- **Aim of the exercise**:
Pull out every line containing the string "class".

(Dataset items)
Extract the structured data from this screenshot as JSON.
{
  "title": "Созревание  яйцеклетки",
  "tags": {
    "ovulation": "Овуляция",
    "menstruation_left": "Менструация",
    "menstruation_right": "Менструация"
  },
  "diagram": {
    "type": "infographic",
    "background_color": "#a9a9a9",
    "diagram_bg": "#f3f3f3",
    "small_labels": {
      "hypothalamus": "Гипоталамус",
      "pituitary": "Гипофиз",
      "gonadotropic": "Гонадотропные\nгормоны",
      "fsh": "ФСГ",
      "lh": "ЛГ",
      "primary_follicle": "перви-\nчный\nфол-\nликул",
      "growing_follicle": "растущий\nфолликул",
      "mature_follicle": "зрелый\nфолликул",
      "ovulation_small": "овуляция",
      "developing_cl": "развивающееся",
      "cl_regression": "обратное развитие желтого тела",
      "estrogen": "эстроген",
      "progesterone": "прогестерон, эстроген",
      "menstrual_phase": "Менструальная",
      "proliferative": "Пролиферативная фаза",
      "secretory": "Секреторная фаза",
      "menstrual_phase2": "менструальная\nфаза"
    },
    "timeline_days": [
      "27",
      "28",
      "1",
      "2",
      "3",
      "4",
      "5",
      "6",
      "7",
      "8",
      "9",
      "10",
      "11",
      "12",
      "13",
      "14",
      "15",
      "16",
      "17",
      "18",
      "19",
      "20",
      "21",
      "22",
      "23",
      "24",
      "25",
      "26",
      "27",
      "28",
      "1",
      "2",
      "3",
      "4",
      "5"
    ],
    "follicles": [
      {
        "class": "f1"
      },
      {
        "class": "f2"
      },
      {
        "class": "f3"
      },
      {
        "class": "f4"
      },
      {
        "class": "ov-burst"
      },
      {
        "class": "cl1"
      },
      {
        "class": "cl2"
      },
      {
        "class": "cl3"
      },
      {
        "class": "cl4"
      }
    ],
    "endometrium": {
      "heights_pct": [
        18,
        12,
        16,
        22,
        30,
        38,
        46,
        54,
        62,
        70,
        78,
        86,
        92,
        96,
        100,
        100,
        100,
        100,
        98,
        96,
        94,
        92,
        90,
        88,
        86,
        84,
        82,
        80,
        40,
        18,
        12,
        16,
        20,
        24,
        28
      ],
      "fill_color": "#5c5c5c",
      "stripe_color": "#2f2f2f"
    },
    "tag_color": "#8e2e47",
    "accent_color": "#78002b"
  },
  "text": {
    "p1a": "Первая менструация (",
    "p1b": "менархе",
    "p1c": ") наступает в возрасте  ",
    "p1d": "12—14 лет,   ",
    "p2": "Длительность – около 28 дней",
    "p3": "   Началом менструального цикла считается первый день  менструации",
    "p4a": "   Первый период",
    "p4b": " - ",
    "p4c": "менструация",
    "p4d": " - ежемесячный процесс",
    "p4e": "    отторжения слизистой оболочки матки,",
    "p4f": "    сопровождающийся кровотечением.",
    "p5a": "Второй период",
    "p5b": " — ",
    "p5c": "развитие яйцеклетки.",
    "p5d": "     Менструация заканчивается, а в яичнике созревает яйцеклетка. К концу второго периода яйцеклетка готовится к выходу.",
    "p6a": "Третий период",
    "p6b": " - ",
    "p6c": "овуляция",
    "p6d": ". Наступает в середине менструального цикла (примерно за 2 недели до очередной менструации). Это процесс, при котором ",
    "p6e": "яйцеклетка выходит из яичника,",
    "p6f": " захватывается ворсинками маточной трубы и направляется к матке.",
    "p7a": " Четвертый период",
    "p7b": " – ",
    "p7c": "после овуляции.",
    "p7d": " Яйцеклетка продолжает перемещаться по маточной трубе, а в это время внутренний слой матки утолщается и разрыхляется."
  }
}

- **Solution for this task**:
        "class": "f1"
        "class": "f2"
        "class": "f3"
        "class": "f4"
        "class": "ov-burst"
        "class": "cl1"
        "class": "cl2"
        "class": "cl3"
        "class": "cl4"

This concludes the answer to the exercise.